== SOURCE MATERIAL

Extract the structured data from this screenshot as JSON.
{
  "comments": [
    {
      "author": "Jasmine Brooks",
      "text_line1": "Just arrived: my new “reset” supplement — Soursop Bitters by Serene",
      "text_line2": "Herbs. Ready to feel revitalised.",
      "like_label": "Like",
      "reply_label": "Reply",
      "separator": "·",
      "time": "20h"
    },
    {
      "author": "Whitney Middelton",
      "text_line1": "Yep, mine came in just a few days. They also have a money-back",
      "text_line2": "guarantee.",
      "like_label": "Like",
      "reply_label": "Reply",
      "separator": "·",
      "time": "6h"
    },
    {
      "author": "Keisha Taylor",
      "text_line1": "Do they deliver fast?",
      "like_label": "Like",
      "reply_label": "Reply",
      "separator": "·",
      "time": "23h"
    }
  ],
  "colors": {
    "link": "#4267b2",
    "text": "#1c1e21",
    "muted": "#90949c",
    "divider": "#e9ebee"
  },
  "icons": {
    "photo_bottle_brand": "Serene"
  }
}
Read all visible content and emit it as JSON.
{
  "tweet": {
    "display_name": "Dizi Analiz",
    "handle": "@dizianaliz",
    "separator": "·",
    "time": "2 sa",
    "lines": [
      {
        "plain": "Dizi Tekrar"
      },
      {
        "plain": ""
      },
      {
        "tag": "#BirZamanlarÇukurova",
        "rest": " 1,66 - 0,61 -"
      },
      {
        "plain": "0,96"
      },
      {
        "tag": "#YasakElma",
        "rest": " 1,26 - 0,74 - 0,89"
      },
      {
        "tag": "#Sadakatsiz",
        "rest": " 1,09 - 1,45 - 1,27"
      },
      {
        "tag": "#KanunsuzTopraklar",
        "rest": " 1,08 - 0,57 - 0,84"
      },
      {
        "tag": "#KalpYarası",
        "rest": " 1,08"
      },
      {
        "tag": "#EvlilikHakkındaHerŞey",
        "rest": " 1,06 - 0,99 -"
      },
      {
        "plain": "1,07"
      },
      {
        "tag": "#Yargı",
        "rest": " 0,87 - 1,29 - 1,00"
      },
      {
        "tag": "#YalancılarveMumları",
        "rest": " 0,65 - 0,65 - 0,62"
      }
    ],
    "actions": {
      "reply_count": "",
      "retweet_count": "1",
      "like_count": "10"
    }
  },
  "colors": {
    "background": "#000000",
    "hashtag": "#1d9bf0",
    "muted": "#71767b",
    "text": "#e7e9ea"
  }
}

====

THE REQUEST: Everything in the listing above should be restated exactly.

TASK ANSWER:
Extract the structured data from this screenshot as JSON.
{
  "comments": [
    {
      "author": "Jasmine Brooks",
      "text_line1": "Just arrived: my new “reset” supplement — Soursop Bitters by Serene",
      "text_line2": "Herbs. Ready to feel revitalised.",
      "like_label": "Like",
      "reply_label": "Reply",
      "separator": "·",
      "time": "20h"
    },
    {
      "author": "Whitney Middelton",
      "text_line1": "Yep, mine came in just a few days. They also have a money-back",
      "text_line2": "guarantee.",
      "like_label": "Like",
      "reply_label": "Reply",
      "separator": "·",
      "time": "6h"
    },
    {
      "author": "Keisha Taylor",
      "text_line1": "Do they deliver fast?",
      "like_label": "Like",
      "reply_label": "Reply",
      "separator": "·",
      "time": "23h"
    }
  ],
  "colors": {
    "link": "#4267b2",
    "text": "#1c1e21",
    "muted": "#90949c",
    "divider": "#e9ebee"
  },
  "icons": {
    "photo_bottle_brand": "Serene"
  }
}
Read all visible content and emit it as JSON.
{
  "tweet": {
    "display_name": "Dizi Analiz",
    "handle": "@dizianaliz",
    "separator": "·",
    "time": "2 sa",
    "lines": [
      {
        "plain": "Dizi Tekrar"
      },
      {
        "plain": ""
      },
      {
        "tag": "#BirZamanlarÇukurova",
        "rest": " 1,66 - 0,61 -"
      },
      {
        "plain": "0,96"
      },
      {
        "tag": "#YasakElma",
        "rest": " 1,26 - 0,74 - 0,89"
      },
      {
        "tag": "#Sadakatsiz",
        "rest": " 1,09 - 1,45 - 1,27"
      },
      {
        "tag": "#KanunsuzTopraklar",
        "rest": " 1,08 - 0,57 - 0,84"
      },
      {
        "tag": "#KalpYarası",
        "rest": " 1,08"
      },
      {
        "tag": "#EvlilikHakkındaHerŞey",
        "rest": " 1,06 - 0,99 -"
      },
      {
        "plain": "1,07"
      },
      {
        "tag": "#Yargı",
        "rest": " 0,87 - 1,29 - 1,00"
      },
      {
        "tag": "#YalancılarveMumları",
        "rest": " 0,65 - 0,65 - 0,62"
      }
    ],
    "actions": {
      "reply_count": "",
      "retweet_count": "1",
      "like_count": "10"
    }
  },
  "colors": {
    "background": "#000000",
    "hashtag": "#1d9bf0",
    "muted": "#71767b",
    "text": "#e7e9ea"
  }
}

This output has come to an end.